WORK REQUIRED. Repeat the data below line for line, changing nothing.

DATA SHOWN.
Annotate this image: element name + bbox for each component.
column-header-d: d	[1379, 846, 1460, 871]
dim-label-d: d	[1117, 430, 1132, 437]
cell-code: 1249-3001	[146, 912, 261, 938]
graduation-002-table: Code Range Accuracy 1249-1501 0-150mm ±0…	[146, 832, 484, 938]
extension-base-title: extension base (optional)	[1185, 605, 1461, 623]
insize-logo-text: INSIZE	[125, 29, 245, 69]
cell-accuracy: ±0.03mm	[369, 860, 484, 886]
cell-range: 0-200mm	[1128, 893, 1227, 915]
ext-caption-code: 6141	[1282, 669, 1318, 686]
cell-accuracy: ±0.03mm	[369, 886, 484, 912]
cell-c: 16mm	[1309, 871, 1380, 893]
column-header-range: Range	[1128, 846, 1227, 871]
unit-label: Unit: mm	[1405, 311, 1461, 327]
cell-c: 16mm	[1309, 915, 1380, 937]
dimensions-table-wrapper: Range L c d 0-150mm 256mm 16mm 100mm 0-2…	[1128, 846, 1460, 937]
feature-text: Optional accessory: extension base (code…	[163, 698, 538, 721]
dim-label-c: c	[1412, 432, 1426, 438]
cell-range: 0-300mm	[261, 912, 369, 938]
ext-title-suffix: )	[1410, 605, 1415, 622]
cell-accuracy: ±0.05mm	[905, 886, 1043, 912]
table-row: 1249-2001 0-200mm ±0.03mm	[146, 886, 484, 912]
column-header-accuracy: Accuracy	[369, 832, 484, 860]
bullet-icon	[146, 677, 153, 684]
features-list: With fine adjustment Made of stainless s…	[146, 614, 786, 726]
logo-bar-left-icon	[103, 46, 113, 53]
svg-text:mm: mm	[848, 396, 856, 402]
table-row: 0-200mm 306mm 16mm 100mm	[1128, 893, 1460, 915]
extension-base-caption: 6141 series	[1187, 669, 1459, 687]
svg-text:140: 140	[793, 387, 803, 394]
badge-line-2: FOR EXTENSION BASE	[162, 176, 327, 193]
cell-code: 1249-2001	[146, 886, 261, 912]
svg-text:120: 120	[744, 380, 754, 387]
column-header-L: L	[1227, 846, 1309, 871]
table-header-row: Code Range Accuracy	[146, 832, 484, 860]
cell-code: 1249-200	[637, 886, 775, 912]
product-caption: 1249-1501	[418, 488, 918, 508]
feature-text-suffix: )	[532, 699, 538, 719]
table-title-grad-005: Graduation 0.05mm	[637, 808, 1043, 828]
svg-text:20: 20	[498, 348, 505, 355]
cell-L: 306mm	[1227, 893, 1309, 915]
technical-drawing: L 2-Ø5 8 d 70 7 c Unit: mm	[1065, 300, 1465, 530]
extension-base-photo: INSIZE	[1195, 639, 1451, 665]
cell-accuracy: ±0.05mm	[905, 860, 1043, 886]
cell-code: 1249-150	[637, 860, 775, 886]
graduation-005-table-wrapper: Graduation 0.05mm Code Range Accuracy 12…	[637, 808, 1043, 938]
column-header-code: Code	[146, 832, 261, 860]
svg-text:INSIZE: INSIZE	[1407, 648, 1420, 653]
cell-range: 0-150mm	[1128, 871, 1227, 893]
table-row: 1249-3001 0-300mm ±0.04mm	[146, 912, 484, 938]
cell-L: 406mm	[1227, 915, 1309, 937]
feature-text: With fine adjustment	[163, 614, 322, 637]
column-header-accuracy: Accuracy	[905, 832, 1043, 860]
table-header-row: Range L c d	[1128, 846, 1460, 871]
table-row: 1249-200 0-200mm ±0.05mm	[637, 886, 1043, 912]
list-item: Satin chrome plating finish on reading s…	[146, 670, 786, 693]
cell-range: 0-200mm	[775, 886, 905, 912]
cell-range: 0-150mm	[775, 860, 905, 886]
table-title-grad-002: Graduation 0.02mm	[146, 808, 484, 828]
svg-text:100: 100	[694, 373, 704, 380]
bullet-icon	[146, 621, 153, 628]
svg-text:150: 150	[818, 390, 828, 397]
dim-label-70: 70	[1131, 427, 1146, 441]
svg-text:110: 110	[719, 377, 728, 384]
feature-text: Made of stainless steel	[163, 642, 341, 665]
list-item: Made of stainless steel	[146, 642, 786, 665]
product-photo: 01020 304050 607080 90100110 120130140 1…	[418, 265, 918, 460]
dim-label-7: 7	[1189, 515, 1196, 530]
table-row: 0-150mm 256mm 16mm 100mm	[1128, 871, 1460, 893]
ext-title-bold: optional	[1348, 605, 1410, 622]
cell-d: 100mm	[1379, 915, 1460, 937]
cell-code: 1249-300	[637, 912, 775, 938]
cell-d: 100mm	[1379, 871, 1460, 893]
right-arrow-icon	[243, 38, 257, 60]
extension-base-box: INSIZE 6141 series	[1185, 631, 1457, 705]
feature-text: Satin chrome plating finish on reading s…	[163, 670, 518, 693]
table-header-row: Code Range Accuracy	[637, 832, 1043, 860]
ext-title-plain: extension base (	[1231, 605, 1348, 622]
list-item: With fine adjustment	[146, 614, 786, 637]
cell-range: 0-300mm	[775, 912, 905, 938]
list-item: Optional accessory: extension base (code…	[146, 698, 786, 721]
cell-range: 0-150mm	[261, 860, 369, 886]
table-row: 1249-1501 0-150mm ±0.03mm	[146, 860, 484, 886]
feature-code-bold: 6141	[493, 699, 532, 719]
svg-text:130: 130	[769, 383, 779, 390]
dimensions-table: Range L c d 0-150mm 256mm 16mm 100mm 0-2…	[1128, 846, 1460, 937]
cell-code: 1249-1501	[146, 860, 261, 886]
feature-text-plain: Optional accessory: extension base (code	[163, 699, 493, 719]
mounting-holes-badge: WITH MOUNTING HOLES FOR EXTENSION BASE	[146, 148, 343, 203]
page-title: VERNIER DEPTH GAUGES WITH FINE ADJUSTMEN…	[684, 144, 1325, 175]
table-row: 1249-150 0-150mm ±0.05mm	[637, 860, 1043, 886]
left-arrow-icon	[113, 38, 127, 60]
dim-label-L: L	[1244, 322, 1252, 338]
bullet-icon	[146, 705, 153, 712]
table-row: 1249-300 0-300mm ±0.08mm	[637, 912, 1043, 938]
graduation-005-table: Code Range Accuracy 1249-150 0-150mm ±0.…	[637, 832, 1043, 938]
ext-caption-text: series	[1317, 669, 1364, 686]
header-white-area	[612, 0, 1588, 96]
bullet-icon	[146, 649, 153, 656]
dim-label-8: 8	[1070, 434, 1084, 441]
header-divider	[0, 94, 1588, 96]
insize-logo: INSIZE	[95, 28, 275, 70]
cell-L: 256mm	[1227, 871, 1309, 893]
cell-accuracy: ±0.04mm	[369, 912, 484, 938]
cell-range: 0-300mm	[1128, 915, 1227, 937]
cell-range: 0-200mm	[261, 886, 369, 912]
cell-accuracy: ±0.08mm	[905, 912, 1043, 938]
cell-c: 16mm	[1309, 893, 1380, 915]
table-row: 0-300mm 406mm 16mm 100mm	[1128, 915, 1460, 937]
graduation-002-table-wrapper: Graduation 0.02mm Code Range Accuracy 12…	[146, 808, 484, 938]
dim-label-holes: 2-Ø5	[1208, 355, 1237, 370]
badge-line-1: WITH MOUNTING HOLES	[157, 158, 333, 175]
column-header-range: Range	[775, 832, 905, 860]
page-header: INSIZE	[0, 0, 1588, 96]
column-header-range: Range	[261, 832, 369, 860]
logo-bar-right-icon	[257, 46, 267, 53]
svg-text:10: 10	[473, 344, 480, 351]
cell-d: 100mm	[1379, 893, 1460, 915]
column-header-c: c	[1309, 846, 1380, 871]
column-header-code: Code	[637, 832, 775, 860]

EXERCISE SOLUTION.
Annotate this image: element name + bbox for each component.
column-header-d: d	[1379, 846, 1460, 871]
dim-label-d: d	[1117, 430, 1132, 437]
cell-code: 1249-3001	[146, 912, 261, 938]
graduation-002-table: Code Range Accuracy 1249-1501 0-150mm ±0…	[146, 832, 484, 938]
extension-base-title: extension base (optional)	[1185, 605, 1461, 623]
insize-logo-text: INSIZE	[125, 29, 245, 69]
cell-accuracy: ±0.03mm	[369, 860, 484, 886]
cell-range: 0-200mm	[1128, 893, 1227, 915]
ext-caption-code: 6141	[1282, 669, 1318, 686]
cell-accuracy: ±0.03mm	[369, 886, 484, 912]
cell-c: 16mm	[1309, 871, 1380, 893]
column-header-range: Range	[1128, 846, 1227, 871]
unit-label: Unit: mm	[1405, 311, 1461, 327]
cell-c: 16mm	[1309, 915, 1380, 937]
dimensions-table-wrapper: Range L c d 0-150mm 256mm 16mm 100mm 0-2…	[1128, 846, 1460, 937]
feature-text: Optional accessory: extension base (code…	[163, 698, 538, 721]
dim-label-c: c	[1412, 432, 1426, 438]
cell-range: 0-300mm	[261, 912, 369, 938]
ext-title-suffix: )	[1410, 605, 1415, 622]
cell-accuracy: ±0.05mm	[905, 886, 1043, 912]
table-row: 1249-2001 0-200mm ±0.03mm	[146, 886, 484, 912]
column-header-accuracy: Accuracy	[369, 832, 484, 860]
bullet-icon	[146, 677, 153, 684]
features-list: With fine adjustment Made of stainless s…	[146, 614, 786, 726]
logo-bar-left-icon	[103, 46, 113, 53]
svg-text:mm: mm	[848, 396, 856, 402]
table-row: 0-200mm 306mm 16mm 100mm	[1128, 893, 1460, 915]
extension-base-caption: 6141 series	[1187, 669, 1459, 687]
svg-text:140: 140	[793, 387, 803, 394]
badge-line-2: FOR EXTENSION BASE	[162, 176, 327, 193]
cell-code: 1249-2001	[146, 886, 261, 912]
svg-text:120: 120	[744, 380, 754, 387]
column-header-L: L	[1227, 846, 1309, 871]
table-header-row: Code Range Accuracy	[146, 832, 484, 860]
cell-code: 1249-200	[637, 886, 775, 912]
product-caption: 1249-1501	[418, 488, 918, 508]
feature-text-suffix: )	[532, 699, 538, 719]
table-title-grad-005: Graduation 0.05mm	[637, 808, 1043, 828]
svg-text:20: 20	[498, 348, 505, 355]
cell-L: 306mm	[1227, 893, 1309, 915]
technical-drawing: L 2-Ø5 8 d 70 7 c Unit: mm	[1065, 300, 1465, 530]
extension-base-photo: INSIZE	[1195, 639, 1451, 665]
cell-accuracy: ±0.05mm	[905, 860, 1043, 886]
cell-code: 1249-150	[637, 860, 775, 886]
graduation-005-table-wrapper: Graduation 0.05mm Code Range Accuracy 12…	[637, 808, 1043, 938]
column-header-code: Code	[146, 832, 261, 860]
svg-text:INSIZE: INSIZE	[1407, 648, 1420, 653]
cell-range: 0-150mm	[1128, 871, 1227, 893]
table-row: 1249-3001 0-300mm ±0.04mm	[146, 912, 484, 938]
cell-L: 406mm	[1227, 915, 1309, 937]
feature-text: With fine adjustment	[163, 614, 322, 637]
column-header-accuracy: Accuracy	[905, 832, 1043, 860]
table-header-row: Range L c d	[1128, 846, 1460, 871]
table-row: 1249-200 0-200mm ±0.05mm	[637, 886, 1043, 912]
list-item: Satin chrome plating finish on reading s…	[146, 670, 786, 693]
cell-range: 0-200mm	[775, 886, 905, 912]
cell-range: 0-150mm	[775, 860, 905, 886]
table-title-grad-002: Graduation 0.02mm	[146, 808, 484, 828]
svg-text:100: 100	[694, 373, 704, 380]
bullet-icon	[146, 621, 153, 628]
svg-text:150: 150	[818, 390, 828, 397]
dim-label-70: 70	[1131, 427, 1146, 441]
svg-text:110: 110	[719, 377, 728, 384]
feature-text: Made of stainless steel	[163, 642, 341, 665]
list-item: Made of stainless steel	[146, 642, 786, 665]
product-photo: 01020 304050 607080 90100110 120130140 1…	[418, 265, 918, 460]
dim-label-7: 7	[1189, 515, 1196, 530]
table-row: 0-150mm 256mm 16mm 100mm	[1128, 871, 1460, 893]
ext-title-bold: optional	[1348, 605, 1410, 622]
cell-d: 100mm	[1379, 915, 1460, 937]
cell-code: 1249-300	[637, 912, 775, 938]
cell-d: 100mm	[1379, 871, 1460, 893]
right-arrow-icon	[243, 38, 257, 60]
extension-base-box: INSIZE 6141 series	[1185, 631, 1457, 705]
feature-text: Satin chrome plating finish on reading s…	[163, 670, 518, 693]
table-header-row: Code Range Accuracy	[637, 832, 1043, 860]
ext-title-plain: extension base (	[1231, 605, 1348, 622]
list-item: With fine adjustment	[146, 614, 786, 637]
cell-range: 0-300mm	[775, 912, 905, 938]
list-item: Optional accessory: extension base (code…	[146, 698, 786, 721]
cell-range: 0-150mm	[261, 860, 369, 886]
table-row: 1249-1501 0-150mm ±0.03mm	[146, 860, 484, 886]
feature-code-bold: 6141	[493, 699, 532, 719]
svg-text:130: 130	[769, 383, 779, 390]
dimensions-table: Range L c d 0-150mm 256mm 16mm 100mm 0-2…	[1128, 846, 1460, 937]
cell-code: 1249-1501	[146, 860, 261, 886]
feature-text-plain: Optional accessory: extension base (code	[163, 699, 493, 719]
mounting-holes-badge: WITH MOUNTING HOLES FOR EXTENSION BASE	[146, 148, 343, 203]
page-title: VERNIER DEPTH GAUGES WITH FINE ADJUSTMEN…	[684, 144, 1325, 175]
table-row: 1249-150 0-150mm ±0.05mm	[637, 860, 1043, 886]
left-arrow-icon	[113, 38, 127, 60]
dim-label-L: L	[1244, 322, 1252, 338]
bullet-icon	[146, 705, 153, 712]
table-row: 1249-300 0-300mm ±0.08mm	[637, 912, 1043, 938]
graduation-005-table: Code Range Accuracy 1249-150 0-150mm ±0.…	[637, 832, 1043, 938]
ext-caption-text: series	[1317, 669, 1364, 686]
header-white-area	[612, 0, 1588, 96]
bullet-icon	[146, 649, 153, 656]
dim-label-8: 8	[1070, 434, 1084, 441]
header-divider	[0, 94, 1588, 96]
insize-logo: INSIZE	[95, 28, 275, 70]
cell-L: 256mm	[1227, 871, 1309, 893]
cell-accuracy: ±0.04mm	[369, 912, 484, 938]
cell-range: 0-300mm	[1128, 915, 1227, 937]
cell-range: 0-200mm	[261, 886, 369, 912]
cell-accuracy: ±0.08mm	[905, 912, 1043, 938]
cell-c: 16mm	[1309, 893, 1380, 915]
table-row: 0-300mm 406mm 16mm 100mm	[1128, 915, 1460, 937]
graduation-002-table-wrapper: Graduation 0.02mm Code Range Accuracy 12…	[146, 808, 484, 938]
dim-label-holes: 2-Ø5	[1208, 355, 1237, 370]
badge-line-1: WITH MOUNTING HOLES	[157, 158, 333, 175]
column-header-range: Range	[775, 832, 905, 860]
page-header: INSIZE	[0, 0, 1588, 96]
column-header-range: Range	[261, 832, 369, 860]
logo-bar-right-icon	[257, 46, 267, 53]
svg-text:10: 10	[473, 344, 480, 351]
cell-d: 100mm	[1379, 893, 1460, 915]
column-header-c: c	[1309, 846, 1380, 871]
column-header-code: Code	[637, 832, 775, 860]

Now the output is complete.